**What you are asked to do:**
Pick out and copy every line below that has the word "icon".

^^^^^^^^

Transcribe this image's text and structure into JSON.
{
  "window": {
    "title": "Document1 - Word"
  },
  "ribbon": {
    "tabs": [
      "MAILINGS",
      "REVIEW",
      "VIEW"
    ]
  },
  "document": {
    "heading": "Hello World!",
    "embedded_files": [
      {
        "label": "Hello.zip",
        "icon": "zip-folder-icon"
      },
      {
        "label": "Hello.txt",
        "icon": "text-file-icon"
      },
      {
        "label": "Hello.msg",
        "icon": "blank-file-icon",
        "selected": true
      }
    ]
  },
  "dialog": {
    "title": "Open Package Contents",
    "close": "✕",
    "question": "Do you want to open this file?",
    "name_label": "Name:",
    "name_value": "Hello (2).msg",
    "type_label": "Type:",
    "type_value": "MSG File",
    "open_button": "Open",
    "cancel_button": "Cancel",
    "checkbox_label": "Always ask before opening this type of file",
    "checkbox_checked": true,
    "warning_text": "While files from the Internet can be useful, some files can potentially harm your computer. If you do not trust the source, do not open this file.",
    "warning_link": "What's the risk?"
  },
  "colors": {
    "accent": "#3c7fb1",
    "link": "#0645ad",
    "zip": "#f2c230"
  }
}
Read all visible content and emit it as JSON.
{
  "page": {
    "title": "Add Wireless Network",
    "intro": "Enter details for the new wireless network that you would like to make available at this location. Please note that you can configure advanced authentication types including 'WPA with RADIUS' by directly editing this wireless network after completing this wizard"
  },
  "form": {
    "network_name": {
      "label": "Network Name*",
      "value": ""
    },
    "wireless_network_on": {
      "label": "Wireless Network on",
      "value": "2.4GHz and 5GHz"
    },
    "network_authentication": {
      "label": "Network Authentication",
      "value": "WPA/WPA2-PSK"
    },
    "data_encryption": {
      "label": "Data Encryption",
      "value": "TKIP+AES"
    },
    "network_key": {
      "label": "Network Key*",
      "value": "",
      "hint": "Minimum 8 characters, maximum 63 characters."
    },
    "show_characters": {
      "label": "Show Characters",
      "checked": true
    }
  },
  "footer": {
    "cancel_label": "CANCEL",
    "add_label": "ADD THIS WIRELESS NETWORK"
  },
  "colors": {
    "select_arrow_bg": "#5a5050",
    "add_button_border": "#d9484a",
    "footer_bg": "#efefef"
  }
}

^^^^^^^^

**Task answer:**
        "icon": "zip-folder-icon"
        "icon": "text-file-icon"
        "icon": "blank-file-icon",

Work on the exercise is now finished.